Only the number is wanted: how many lines of the data contain "write"?

###

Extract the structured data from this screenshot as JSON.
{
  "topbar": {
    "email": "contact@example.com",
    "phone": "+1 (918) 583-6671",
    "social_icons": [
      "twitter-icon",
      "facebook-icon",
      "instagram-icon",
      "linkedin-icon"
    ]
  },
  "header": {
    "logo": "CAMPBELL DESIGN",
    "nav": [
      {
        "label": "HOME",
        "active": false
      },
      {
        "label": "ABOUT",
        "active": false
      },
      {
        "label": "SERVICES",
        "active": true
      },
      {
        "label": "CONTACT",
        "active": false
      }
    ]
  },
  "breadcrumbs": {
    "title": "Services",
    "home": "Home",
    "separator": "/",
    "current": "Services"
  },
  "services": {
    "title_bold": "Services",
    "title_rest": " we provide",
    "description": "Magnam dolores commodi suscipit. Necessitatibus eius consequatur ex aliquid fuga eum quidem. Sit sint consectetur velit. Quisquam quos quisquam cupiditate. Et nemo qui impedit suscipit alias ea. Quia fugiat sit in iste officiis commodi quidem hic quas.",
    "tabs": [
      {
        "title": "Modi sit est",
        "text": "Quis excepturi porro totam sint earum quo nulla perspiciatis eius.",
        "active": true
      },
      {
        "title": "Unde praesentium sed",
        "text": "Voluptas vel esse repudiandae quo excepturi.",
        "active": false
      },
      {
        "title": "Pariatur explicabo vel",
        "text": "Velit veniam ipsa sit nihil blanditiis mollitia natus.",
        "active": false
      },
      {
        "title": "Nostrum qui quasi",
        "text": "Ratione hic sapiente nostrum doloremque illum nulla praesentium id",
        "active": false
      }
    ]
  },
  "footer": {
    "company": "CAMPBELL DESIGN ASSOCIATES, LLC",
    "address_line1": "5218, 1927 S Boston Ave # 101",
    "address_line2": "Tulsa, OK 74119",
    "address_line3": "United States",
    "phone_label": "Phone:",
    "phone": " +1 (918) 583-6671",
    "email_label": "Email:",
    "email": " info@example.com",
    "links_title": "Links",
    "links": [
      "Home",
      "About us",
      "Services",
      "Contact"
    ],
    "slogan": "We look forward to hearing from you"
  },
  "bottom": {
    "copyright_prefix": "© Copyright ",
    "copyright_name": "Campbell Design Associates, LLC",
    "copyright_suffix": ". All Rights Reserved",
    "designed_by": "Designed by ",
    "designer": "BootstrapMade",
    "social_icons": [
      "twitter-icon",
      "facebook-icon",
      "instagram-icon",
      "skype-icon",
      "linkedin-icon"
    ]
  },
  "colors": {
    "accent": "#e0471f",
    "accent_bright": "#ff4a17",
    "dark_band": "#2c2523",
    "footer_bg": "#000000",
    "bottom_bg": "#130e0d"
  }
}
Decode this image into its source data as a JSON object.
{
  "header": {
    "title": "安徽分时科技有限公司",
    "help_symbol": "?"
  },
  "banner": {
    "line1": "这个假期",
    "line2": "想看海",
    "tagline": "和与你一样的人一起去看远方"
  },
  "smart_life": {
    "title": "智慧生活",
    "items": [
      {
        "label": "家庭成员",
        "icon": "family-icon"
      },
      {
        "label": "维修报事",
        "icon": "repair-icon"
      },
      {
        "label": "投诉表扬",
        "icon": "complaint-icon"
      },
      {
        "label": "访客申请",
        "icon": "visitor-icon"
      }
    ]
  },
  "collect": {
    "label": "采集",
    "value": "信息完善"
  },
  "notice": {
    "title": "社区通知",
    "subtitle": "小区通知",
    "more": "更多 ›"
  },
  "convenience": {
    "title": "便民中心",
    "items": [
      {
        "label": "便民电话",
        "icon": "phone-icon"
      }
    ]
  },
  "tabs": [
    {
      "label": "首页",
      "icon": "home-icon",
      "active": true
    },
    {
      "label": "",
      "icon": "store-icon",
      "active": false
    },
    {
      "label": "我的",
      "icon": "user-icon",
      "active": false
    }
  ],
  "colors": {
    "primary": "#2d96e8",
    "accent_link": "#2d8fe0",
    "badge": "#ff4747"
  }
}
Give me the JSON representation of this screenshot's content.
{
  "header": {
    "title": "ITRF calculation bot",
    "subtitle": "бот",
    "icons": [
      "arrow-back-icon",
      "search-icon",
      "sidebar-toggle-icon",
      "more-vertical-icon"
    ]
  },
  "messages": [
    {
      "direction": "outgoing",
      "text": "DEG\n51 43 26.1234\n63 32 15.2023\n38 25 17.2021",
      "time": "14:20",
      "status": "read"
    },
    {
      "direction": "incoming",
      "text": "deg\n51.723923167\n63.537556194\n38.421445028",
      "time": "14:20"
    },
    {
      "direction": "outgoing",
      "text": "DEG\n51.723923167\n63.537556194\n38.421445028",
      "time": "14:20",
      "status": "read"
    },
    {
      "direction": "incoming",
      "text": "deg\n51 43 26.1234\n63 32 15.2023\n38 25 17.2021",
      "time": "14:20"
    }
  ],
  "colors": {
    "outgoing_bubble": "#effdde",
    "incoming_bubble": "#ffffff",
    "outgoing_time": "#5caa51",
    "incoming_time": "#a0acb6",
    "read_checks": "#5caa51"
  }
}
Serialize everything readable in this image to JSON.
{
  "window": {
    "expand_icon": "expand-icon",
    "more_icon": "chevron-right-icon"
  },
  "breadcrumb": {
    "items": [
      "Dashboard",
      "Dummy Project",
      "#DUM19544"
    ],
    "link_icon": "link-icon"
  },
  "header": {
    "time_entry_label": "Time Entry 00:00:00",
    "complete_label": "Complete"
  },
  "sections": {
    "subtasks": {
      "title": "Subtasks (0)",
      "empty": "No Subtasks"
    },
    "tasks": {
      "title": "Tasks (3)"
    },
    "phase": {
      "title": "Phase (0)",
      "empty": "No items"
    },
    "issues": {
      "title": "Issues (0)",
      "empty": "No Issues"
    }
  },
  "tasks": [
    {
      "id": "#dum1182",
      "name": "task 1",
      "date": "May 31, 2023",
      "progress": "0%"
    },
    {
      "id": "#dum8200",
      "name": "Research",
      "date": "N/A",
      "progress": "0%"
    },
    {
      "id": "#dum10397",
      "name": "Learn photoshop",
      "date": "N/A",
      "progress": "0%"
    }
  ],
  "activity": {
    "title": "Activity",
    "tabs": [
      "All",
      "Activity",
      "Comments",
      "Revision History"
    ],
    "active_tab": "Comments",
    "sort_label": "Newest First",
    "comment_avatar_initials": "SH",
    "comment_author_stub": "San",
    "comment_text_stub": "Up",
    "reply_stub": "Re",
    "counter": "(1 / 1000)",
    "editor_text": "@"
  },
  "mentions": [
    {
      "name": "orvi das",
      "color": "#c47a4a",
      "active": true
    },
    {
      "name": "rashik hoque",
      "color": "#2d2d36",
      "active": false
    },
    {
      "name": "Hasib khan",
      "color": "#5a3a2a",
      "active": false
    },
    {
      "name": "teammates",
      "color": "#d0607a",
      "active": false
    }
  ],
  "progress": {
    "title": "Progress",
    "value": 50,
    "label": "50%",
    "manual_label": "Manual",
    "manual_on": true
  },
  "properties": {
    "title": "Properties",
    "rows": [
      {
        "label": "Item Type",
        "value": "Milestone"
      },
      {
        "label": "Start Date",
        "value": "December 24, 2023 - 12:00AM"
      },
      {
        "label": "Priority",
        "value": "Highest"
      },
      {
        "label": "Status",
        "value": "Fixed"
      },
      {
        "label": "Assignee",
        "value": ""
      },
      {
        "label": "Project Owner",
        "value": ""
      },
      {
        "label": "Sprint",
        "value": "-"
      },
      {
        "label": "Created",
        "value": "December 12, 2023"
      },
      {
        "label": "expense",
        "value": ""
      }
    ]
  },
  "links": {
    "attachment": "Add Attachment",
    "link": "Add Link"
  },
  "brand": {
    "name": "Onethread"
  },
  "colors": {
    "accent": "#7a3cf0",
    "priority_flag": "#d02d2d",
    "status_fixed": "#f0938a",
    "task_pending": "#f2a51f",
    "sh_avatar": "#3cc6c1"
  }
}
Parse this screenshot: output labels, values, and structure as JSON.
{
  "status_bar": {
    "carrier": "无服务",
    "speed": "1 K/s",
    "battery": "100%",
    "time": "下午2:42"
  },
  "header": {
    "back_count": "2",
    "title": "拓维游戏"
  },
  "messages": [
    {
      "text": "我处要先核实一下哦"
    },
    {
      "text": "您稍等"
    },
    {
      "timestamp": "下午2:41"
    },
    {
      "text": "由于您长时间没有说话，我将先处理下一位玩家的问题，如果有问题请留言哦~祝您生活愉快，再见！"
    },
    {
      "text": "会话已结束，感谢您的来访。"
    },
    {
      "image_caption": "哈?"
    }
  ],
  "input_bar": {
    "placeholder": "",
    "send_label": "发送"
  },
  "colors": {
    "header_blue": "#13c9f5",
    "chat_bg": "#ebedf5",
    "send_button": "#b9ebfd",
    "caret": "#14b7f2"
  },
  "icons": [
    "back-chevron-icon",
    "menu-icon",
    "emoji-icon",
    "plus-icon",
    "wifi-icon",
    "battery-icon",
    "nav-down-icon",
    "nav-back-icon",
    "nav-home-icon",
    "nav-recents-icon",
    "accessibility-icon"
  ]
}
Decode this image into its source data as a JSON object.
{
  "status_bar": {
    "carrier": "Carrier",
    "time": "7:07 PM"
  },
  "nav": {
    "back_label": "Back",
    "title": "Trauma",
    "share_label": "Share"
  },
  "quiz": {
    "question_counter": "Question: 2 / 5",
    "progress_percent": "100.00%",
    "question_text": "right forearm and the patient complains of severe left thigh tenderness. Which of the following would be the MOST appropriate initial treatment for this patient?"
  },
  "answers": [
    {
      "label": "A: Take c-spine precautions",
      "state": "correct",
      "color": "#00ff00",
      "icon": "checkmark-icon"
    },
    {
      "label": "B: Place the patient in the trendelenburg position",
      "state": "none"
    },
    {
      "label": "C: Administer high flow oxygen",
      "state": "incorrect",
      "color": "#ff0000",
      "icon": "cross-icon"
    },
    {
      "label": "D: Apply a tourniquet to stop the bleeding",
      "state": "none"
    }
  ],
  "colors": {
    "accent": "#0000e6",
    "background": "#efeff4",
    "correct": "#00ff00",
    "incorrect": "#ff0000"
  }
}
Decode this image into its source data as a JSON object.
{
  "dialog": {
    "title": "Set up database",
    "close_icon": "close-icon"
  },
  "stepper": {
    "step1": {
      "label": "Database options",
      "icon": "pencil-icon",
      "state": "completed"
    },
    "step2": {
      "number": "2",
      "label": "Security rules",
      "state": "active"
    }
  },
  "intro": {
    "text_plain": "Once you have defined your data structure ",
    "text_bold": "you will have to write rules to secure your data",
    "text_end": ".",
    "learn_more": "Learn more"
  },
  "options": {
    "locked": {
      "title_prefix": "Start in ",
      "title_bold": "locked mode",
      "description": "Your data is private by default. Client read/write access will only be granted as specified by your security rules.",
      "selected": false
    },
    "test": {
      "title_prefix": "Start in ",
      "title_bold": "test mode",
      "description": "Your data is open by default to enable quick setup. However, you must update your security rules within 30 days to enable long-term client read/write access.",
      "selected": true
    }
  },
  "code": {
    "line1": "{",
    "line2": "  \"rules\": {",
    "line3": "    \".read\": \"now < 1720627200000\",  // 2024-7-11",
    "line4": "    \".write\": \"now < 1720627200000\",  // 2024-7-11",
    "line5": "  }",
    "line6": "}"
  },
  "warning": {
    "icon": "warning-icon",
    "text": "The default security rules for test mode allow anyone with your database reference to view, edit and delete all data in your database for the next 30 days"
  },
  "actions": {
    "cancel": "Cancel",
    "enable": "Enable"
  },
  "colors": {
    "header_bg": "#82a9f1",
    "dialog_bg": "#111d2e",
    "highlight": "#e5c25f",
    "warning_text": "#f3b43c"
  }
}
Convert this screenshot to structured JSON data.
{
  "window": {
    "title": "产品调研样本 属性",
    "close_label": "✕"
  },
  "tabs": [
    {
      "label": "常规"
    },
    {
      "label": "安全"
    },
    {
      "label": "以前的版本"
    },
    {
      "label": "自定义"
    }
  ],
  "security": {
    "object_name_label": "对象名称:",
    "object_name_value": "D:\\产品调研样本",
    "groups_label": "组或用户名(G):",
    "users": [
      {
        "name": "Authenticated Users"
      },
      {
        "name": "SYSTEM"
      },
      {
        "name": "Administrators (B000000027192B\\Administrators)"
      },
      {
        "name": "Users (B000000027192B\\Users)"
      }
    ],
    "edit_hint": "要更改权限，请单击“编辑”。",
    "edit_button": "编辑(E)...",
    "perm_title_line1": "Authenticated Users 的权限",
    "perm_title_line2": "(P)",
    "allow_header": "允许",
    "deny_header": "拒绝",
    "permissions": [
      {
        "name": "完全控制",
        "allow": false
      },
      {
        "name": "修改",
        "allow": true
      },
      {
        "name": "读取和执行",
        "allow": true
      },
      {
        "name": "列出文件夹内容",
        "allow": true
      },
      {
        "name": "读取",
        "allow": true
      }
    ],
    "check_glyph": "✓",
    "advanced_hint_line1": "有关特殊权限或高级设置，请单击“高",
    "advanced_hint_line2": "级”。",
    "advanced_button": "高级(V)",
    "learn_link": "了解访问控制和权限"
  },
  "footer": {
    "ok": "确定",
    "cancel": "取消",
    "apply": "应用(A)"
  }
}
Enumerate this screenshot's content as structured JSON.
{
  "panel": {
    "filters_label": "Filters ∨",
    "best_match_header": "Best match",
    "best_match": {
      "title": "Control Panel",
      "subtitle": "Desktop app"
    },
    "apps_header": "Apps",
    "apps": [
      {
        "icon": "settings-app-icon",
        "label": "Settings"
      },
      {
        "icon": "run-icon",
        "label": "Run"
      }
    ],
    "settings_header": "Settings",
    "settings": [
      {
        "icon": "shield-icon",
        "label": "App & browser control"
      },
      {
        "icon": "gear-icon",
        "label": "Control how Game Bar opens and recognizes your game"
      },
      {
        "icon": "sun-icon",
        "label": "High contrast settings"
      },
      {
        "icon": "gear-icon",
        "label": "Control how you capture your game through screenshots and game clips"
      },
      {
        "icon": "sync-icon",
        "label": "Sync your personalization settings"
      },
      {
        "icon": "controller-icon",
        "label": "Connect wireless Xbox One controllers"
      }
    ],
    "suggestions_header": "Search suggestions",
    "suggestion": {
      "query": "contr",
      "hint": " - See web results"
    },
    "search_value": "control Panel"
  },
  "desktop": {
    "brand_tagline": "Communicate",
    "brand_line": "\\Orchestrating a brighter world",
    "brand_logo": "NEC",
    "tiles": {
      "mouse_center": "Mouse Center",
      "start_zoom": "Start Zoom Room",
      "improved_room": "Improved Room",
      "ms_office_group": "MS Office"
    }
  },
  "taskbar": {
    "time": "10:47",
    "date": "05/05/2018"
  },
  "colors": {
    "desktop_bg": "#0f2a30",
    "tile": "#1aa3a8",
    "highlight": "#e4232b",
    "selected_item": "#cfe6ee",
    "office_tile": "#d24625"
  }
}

###

**Response for this exercise**. 4